What you need to do »
Return every entry exactly.

— begin —

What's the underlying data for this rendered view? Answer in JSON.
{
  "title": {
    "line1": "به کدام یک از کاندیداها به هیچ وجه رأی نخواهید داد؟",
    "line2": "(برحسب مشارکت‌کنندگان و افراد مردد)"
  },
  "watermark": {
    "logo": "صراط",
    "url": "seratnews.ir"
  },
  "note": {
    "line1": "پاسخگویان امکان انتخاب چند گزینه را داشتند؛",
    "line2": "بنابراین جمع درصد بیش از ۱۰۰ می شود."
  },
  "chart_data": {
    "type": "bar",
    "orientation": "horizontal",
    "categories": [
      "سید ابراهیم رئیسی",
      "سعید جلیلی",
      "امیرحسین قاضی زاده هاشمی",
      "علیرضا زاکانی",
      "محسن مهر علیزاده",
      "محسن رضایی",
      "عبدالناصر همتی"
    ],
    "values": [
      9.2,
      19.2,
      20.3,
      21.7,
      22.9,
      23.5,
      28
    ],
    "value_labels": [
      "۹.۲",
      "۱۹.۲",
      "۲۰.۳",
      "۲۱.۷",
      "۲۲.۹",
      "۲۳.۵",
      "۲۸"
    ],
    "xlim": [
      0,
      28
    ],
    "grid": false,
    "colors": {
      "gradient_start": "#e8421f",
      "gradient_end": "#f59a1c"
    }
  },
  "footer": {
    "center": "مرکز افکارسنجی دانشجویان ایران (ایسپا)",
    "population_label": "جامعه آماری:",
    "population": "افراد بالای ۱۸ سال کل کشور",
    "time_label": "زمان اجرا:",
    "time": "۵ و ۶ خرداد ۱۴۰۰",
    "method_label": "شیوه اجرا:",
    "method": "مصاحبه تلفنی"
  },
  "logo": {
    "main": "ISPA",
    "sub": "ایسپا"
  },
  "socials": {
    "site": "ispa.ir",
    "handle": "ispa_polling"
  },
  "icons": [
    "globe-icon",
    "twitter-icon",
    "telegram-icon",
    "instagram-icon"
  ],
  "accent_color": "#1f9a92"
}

— end —

Result »
What's the underlying data for this rendered view? Answer in JSON.
{
  "title": {
    "line1": "به کدام یک از کاندیداها به هیچ وجه رأی نخواهید داد؟",
    "line2": "(برحسب مشارکت‌کنندگان و افراد مردد)"
  },
  "watermark": {
    "logo": "صراط",
    "url": "seratnews.ir"
  },
  "note": {
    "line1": "پاسخگویان امکان انتخاب چند گزینه را داشتند؛",
    "line2": "بنابراین جمع درصد بیش از ۱۰۰ می شود."
  },
  "chart_data": {
    "type": "bar",
    "orientation": "horizontal",
    "categories": [
      "سید ابراهیم رئیسی",
      "سعید جلیلی",
      "امیرحسین قاضی زاده هاشمی",
      "علیرضا زاکانی",
      "محسن مهر علیزاده",
      "محسن رضایی",
      "عبدالناصر همتی"
    ],
    "values": [
      9.2,
      19.2,
      20.3,
      21.7,
      22.9,
      23.5,
      28
    ],
    "value_labels": [
      "۹.۲",
      "۱۹.۲",
      "۲۰.۳",
      "۲۱.۷",
      "۲۲.۹",
      "۲۳.۵",
      "۲۸"
    ],
    "xlim": [
      0,
      28
    ],
    "grid": false,
    "colors": {
      "gradient_start": "#e8421f",
      "gradient_end": "#f59a1c"
    }
  },
  "footer": {
    "center": "مرکز افکارسنجی دانشجویان ایران (ایسپا)",
    "population_label": "جامعه آماری:",
    "population": "افراد بالای ۱۸ سال کل کشور",
    "time_label": "زمان اجرا:",
    "time": "۵ و ۶ خرداد ۱۴۰۰",
    "method_label": "شیوه اجرا:",
    "method": "مصاحبه تلفنی"
  },
  "logo": {
    "main": "ISPA",
    "sub": "ایسپا"
  },
  "socials": {
    "site": "ispa.ir",
    "handle": "ispa_polling"
  },
  "icons": [
    "globe-icon",
    "twitter-icon",
    "telegram-icon",
    "instagram-icon"
  ],
  "accent_color": "#1f9a92"
}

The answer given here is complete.